Start of Data in this exercise
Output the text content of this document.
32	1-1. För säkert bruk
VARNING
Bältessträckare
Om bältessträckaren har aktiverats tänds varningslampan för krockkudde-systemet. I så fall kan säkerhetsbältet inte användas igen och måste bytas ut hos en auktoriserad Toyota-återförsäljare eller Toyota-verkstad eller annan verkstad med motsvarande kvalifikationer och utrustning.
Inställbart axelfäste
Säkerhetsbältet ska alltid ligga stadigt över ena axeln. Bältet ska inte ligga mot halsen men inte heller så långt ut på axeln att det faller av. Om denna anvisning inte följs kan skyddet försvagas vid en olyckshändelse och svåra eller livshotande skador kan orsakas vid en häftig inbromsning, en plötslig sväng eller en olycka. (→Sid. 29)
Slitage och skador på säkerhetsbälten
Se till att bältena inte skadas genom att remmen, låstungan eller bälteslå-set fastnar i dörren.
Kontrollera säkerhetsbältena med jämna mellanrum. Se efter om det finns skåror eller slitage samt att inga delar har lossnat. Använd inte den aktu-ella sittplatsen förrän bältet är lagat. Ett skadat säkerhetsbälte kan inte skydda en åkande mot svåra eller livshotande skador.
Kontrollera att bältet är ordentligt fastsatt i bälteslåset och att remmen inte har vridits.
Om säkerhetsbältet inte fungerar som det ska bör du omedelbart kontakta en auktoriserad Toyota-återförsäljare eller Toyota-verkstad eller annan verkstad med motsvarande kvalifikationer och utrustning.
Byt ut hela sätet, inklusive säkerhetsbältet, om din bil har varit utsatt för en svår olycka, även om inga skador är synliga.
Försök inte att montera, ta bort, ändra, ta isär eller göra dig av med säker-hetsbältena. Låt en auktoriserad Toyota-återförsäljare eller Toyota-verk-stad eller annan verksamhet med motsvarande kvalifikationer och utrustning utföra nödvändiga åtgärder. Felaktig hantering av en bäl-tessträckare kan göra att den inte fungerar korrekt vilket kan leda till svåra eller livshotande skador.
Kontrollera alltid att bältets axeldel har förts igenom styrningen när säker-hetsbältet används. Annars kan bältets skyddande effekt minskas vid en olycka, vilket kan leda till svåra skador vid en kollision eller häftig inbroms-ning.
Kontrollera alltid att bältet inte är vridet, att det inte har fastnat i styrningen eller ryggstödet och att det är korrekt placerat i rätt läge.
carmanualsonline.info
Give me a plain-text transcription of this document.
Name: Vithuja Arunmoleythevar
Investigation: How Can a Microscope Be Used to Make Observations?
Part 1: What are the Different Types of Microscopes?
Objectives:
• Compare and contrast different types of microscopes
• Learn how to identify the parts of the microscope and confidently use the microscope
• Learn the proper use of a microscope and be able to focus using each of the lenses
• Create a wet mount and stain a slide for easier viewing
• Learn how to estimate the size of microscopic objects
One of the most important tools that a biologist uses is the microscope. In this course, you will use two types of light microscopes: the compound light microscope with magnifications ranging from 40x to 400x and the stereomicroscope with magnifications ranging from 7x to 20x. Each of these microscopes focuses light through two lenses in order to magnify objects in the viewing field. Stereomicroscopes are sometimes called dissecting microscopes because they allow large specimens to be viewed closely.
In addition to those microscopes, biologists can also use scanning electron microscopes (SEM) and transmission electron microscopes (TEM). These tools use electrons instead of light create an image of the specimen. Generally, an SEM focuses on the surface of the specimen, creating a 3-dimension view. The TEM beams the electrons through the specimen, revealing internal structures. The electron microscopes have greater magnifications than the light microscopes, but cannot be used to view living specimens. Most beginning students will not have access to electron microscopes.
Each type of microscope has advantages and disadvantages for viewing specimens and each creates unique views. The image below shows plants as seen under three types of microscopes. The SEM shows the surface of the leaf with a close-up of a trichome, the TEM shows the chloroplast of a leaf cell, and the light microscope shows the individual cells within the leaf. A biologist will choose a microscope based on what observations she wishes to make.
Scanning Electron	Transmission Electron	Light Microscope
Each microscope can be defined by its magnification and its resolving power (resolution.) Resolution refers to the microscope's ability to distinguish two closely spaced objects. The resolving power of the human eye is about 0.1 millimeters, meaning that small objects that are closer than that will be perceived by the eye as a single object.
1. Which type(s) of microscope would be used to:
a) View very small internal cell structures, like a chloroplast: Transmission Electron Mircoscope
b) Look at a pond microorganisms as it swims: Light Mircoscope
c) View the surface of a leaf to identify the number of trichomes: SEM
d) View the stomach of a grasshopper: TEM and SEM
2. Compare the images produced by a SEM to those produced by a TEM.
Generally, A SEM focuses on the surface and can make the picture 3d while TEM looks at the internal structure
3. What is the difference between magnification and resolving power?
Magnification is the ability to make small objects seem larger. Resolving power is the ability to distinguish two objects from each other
End of Data in this exercise
*What the task requires*:
A precise copy of all the records is needed.

*Response for this exercise*:
Output the text content of this document.
32	1-1. För säkert bruk
VARNING
Bältessträckare
Om bältessträckaren har aktiverats tänds varningslampan för krockkudde-systemet. I så fall kan säkerhetsbältet inte användas igen och måste bytas ut hos en auktoriserad Toyota-återförsäljare eller Toyota-verkstad eller annan verkstad med motsvarande kvalifikationer och utrustning.
Inställbart axelfäste
Säkerhetsbältet ska alltid ligga stadigt över ena axeln. Bältet ska inte ligga mot halsen men inte heller så långt ut på axeln att det faller av. Om denna anvisning inte följs kan skyddet försvagas vid en olyckshändelse och svåra eller livshotande skador kan orsakas vid en häftig inbromsning, en plötslig sväng eller en olycka. (→Sid. 29)
Slitage och skador på säkerhetsbälten
Se till att bältena inte skadas genom att remmen, låstungan eller bälteslå-set fastnar i dörren.
Kontrollera säkerhetsbältena med jämna mellanrum. Se efter om det finns skåror eller slitage samt att inga delar har lossnat. Använd inte den aktu-ella sittplatsen förrän bältet är lagat. Ett skadat säkerhetsbälte kan inte skydda en åkande mot svåra eller livshotande skador.
Kontrollera att bältet är ordentligt fastsatt i bälteslåset och att remmen inte har vridits.
Om säkerhetsbältet inte fungerar som det ska bör du omedelbart kontakta en auktoriserad Toyota-återförsäljare eller Toyota-verkstad eller annan verkstad med motsvarande kvalifikationer och utrustning.
Byt ut hela sätet, inklusive säkerhetsbältet, om din bil har varit utsatt för en svår olycka, även om inga skador är synliga.
Försök inte att montera, ta bort, ändra, ta isär eller göra dig av med säker-hetsbältena. Låt en auktoriserad Toyota-återförsäljare eller Toyota-verk-stad eller annan verksamhet med motsvarande kvalifikationer och utrustning utföra nödvändiga åtgärder. Felaktig hantering av en bäl-tessträckare kan göra att den inte fungerar korrekt vilket kan leda till svåra eller livshotande skador.
Kontrollera alltid att bältets axeldel har förts igenom styrningen när säker-hetsbältet används. Annars kan bältets skyddande effekt minskas vid en olycka, vilket kan leda till svåra skador vid en kollision eller häftig inbroms-ning.
Kontrollera alltid att bältet inte är vridet, att det inte har fastnat i styrningen eller ryggstödet och att det är korrekt placerat i rätt läge.
carmanualsonline.info
Give me a plain-text transcription of this document.
Name: Vithuja Arunmoleythevar
Investigation: How Can a Microscope Be Used to Make Observations?
Part 1: What are the Different Types of Microscopes?
Objectives:
• Compare and contrast different types of microscopes
• Learn how to identify the parts of the microscope and confidently use the microscope
• Learn the proper use of a microscope and be able to focus using each of the lenses
• Create a wet mount and stain a slide for easier viewing
• Learn how to estimate the size of microscopic objects
One of the most important tools that a biologist uses is the microscope. In this course, you will use two types of light microscopes: the compound light microscope with magnifications ranging from 40x to 400x and the stereomicroscope with magnifications ranging from 7x to 20x. Each of these microscopes focuses light through two lenses in order to magnify objects in the viewing field. Stereomicroscopes are sometimes called dissecting microscopes because they allow large specimens to be viewed closely.
In addition to those microscopes, biologists can also use scanning electron microscopes (SEM) and transmission electron microscopes (TEM). These tools use electrons instead of light create an image of the specimen. Generally, an SEM focuses on the surface of the specimen, creating a 3-dimension view. The TEM beams the electrons through the specimen, revealing internal structures. The electron microscopes have greater magnifications than the light microscopes, but cannot be used to view living specimens. Most beginning students will not have access to electron microscopes.
Each type of microscope has advantages and disadvantages for viewing specimens and each creates unique views. The image below shows plants as seen under three types of microscopes. The SEM shows the surface of the leaf with a close-up of a trichome, the TEM shows the chloroplast of a leaf cell, and the light microscope shows the individual cells within the leaf. A biologist will choose a microscope based on what observations she wishes to make.
Scanning Electron	Transmission Electron	Light Microscope
Each microscope can be defined by its magnification and its resolving power (resolution.) Resolution refers to the microscope's ability to distinguish two closely spaced objects. The resolving power of the human eye is about 0.1 millimeters, meaning that small objects that are closer than that will be perceived by the eye as a single object.
1. Which type(s) of microscope would be used to:
a) View very small internal cell structures, like a chloroplast: Transmission Electron Mircoscope
b) Look at a pond microorganisms as it swims: Light Mircoscope
c) View the surface of a leaf to identify the number of trichomes: SEM
d) View the stomach of a grasshopper: TEM and SEM
2. Compare the images produced by a SEM to those produced by a TEM.
Generally, A SEM focuses on the surface and can make the picture 3d while TEM looks at the internal structure
3. What is the difference between magnification and resolving power?
Magnification is the ability to make small objects seem larger. Resolving power is the ability to distinguish two objects from each other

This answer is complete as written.